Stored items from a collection
• • •

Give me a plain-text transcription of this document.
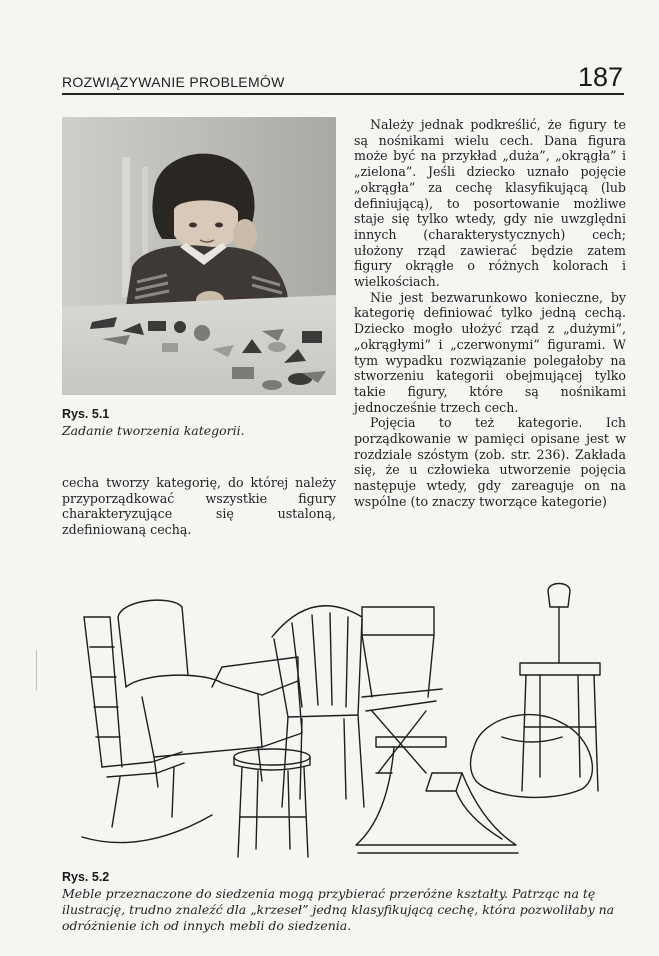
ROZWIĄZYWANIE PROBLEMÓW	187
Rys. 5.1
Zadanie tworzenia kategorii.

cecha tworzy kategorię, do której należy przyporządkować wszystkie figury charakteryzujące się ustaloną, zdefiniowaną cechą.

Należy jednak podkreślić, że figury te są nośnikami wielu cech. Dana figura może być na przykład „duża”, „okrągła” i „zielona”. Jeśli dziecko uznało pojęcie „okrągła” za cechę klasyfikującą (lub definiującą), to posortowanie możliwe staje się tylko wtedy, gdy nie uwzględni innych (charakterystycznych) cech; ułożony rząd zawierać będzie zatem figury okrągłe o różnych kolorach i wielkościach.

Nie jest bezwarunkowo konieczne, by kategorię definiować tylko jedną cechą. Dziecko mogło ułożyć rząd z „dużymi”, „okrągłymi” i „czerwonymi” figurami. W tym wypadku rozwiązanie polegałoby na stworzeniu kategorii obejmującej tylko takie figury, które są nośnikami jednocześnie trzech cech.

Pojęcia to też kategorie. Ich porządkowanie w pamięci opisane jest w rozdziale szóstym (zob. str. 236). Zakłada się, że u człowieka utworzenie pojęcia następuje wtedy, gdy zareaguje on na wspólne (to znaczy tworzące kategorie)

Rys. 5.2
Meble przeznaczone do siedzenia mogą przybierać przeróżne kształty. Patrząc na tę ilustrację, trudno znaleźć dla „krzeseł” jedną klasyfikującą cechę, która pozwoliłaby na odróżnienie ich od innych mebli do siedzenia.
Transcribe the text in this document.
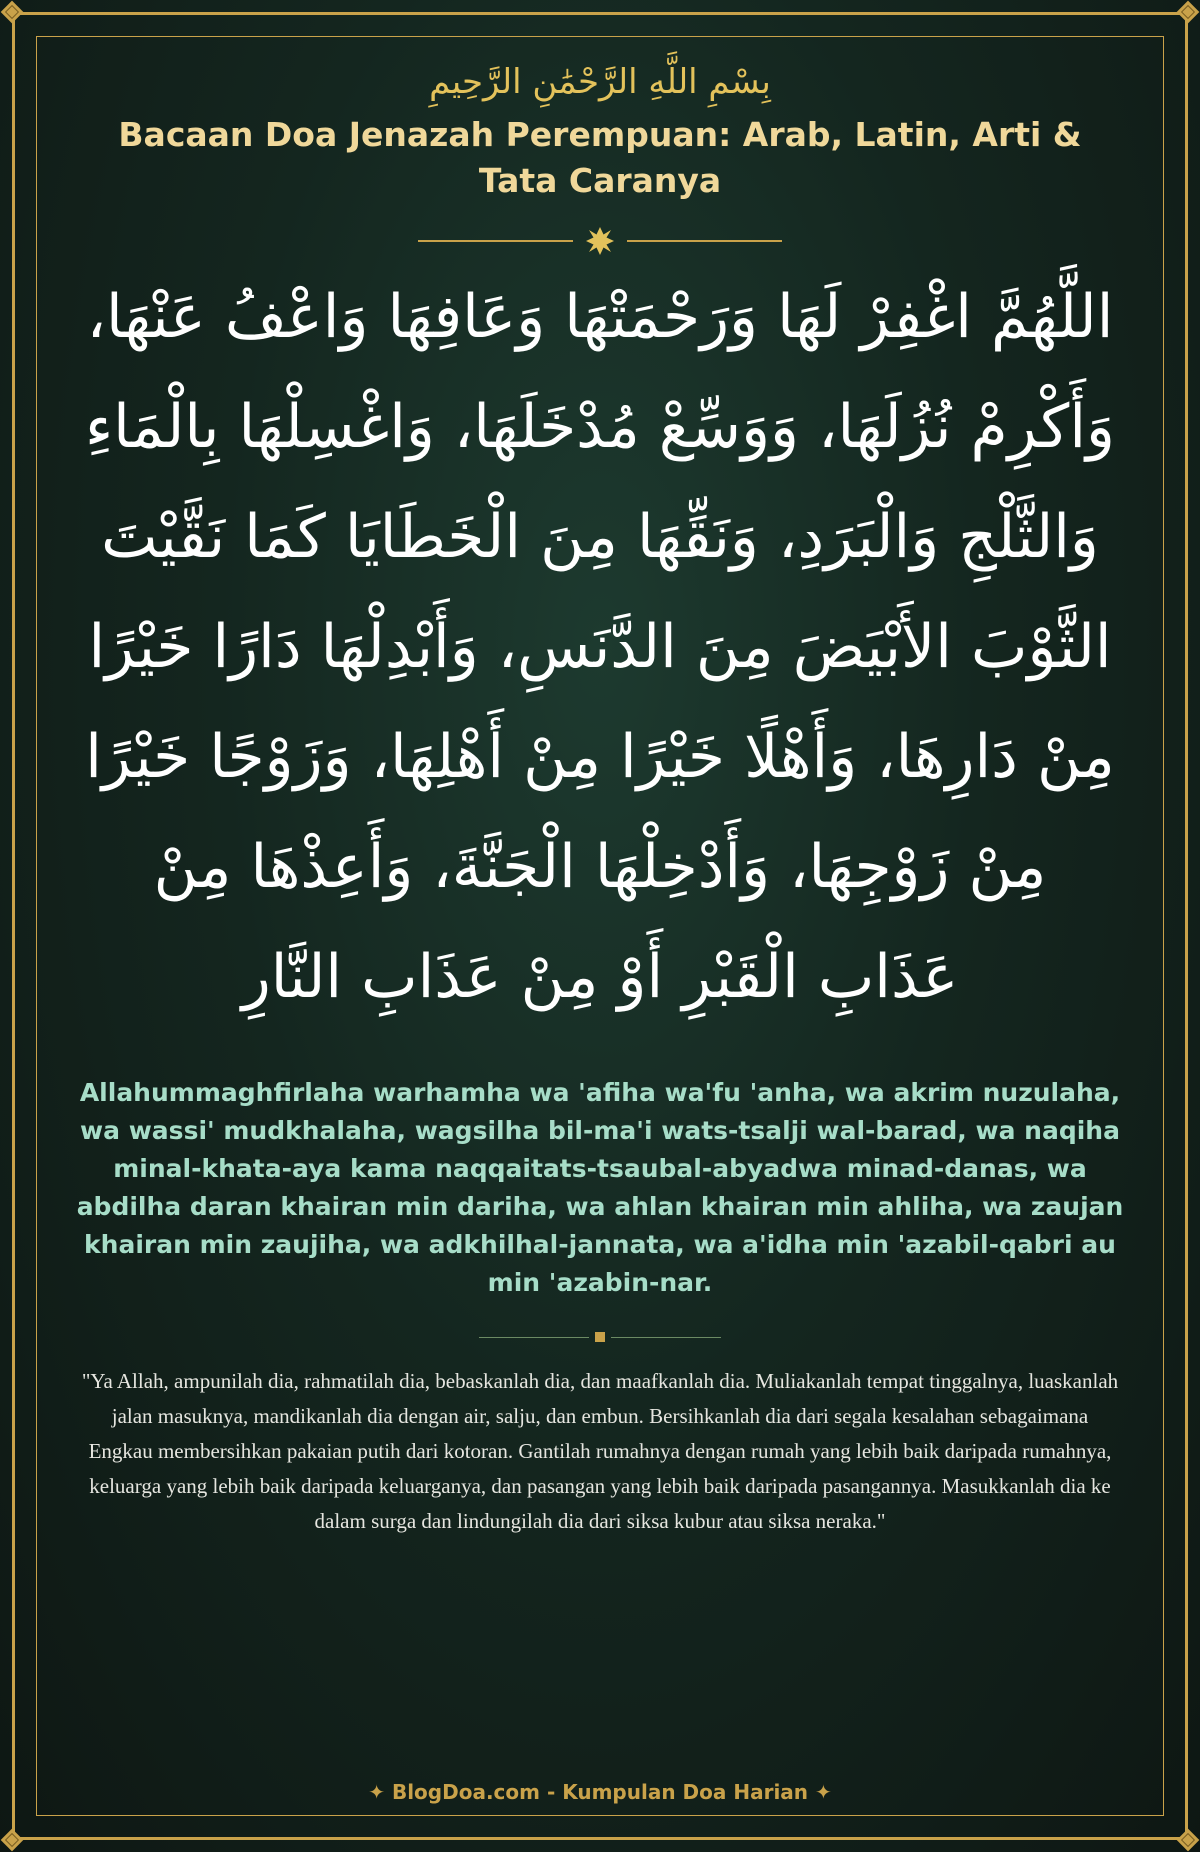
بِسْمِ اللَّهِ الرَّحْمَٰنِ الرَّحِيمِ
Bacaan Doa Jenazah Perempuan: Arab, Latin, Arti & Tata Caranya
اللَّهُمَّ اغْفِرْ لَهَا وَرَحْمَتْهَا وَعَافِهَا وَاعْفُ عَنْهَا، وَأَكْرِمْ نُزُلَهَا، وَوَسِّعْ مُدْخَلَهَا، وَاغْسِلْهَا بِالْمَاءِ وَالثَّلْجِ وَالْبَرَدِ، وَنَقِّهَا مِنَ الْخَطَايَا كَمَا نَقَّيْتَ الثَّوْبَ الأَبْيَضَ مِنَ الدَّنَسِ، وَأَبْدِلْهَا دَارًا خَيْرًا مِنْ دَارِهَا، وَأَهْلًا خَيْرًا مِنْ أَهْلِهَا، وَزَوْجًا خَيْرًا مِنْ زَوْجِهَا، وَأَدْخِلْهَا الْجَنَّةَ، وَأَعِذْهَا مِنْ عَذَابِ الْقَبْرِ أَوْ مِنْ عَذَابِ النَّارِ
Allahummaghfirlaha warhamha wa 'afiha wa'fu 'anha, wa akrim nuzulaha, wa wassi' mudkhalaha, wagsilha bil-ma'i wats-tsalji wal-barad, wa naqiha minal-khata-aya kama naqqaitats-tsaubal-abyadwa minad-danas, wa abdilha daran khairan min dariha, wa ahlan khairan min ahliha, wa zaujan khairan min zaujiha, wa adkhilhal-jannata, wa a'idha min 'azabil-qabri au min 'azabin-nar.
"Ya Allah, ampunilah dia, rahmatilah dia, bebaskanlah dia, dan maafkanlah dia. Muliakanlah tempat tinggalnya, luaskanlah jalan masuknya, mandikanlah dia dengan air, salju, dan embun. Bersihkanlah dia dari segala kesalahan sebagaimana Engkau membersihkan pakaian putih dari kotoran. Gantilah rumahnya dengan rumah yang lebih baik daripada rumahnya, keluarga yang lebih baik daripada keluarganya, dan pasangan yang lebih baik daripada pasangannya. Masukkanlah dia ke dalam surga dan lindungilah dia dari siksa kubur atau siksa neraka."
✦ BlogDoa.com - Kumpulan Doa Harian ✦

• • •

_The exercise_.
Each line in the listing above that contains "cechą" should be copied.

_Result_.
cecha tworzy kategorię, do której należy przyporządkować wszystkie figury charakteryzujące się ustaloną, zdefiniowaną cechą.
Nie jest bezwarunkowo konieczne, by kategorię definiować tylko jedną cechą. Dziecko mogło ułożyć rząd z „dużymi”, „okrągłymi” i „czerwonymi” figurami. W tym wypadku rozwiązanie polegałoby na stworzeniu kategorii obejmującej tylko takie figury, które są nośnikami jednocześnie trzech cech.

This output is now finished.